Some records
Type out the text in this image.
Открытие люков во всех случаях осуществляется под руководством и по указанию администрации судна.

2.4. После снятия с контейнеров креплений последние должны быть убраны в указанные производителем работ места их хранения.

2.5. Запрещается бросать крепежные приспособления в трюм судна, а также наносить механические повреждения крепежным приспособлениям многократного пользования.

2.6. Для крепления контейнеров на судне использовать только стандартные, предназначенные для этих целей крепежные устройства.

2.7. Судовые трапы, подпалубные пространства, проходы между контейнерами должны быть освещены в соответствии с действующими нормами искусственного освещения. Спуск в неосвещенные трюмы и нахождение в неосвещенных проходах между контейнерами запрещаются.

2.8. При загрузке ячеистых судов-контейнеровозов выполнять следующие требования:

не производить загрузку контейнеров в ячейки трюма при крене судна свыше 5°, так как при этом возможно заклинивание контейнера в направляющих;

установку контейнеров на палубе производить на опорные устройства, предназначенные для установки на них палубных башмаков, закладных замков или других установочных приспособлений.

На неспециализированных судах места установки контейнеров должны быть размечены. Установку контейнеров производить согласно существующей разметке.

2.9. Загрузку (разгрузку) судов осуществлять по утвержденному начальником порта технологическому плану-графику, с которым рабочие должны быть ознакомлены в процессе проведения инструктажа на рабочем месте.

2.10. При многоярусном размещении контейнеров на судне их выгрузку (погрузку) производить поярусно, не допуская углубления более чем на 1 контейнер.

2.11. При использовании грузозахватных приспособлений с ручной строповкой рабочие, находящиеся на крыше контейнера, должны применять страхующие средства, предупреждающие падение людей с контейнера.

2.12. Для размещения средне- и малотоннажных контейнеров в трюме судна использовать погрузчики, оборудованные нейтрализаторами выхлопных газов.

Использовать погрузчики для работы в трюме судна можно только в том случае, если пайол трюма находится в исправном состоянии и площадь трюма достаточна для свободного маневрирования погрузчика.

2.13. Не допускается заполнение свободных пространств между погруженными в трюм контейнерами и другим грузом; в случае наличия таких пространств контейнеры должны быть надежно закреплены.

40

**What is being asked:** Repeat each record in full; every line must match exactly.

**Answer below:**
Type out the text in this image.
Открытие люков во всех случаях осуществляется под руководством и по указанию администрации судна.

2.4. После снятия с контейнеров креплений последние должны быть убраны в указанные производителем работ места их хранения.

2.5. Запрещается бросать крепежные приспособления в трюм судна, а также наносить механические повреждения крепежным приспособлениям многократного пользования.

2.6. Для крепления контейнеров на судне использовать только стандартные, предназначенные для этих целей крепежные устройства.

2.7. Судовые трапы, подпалубные пространства, проходы между контейнерами должны быть освещены в соответствии с действующими нормами искусственного освещения. Спуск в неосвещенные трюмы и нахождение в неосвещенных проходах между контейнерами запрещаются.

2.8. При загрузке ячеистых судов-контейнеровозов выполнять следующие требования:

не производить загрузку контейнеров в ячейки трюма при крене судна свыше 5°, так как при этом возможно заклинивание контейнера в направляющих;

установку контейнеров на палубе производить на опорные устройства, предназначенные для установки на них палубных башмаков, закладных замков или других установочных приспособлений.

На неспециализированных судах места установки контейнеров должны быть размечены. Установку контейнеров производить согласно существующей разметке.

2.9. Загрузку (разгрузку) судов осуществлять по утвержденному начальником порта технологическому плану-графику, с которым рабочие должны быть ознакомлены в процессе проведения инструктажа на рабочем месте.

2.10. При многоярусном размещении контейнеров на судне их выгрузку (погрузку) производить поярусно, не допуская углубления более чем на 1 контейнер.

2.11. При использовании грузозахватных приспособлений с ручной строповкой рабочие, находящиеся на крыше контейнера, должны применять страхующие средства, предупреждающие падение людей с контейнера.

2.12. Для размещения средне- и малотоннажных контейнеров в трюме судна использовать погрузчики, оборудованные нейтрализаторами выхлопных газов.

Использовать погрузчики для работы в трюме судна можно только в том случае, если пайол трюма находится в исправном состоянии и площадь трюма достаточна для свободного маневрирования погрузчика.

2.13. Не допускается заполнение свободных пространств между погруженными в трюм контейнерами и другим грузом; в случае наличия таких пространств контейнеры должны быть надежно закреплены.

40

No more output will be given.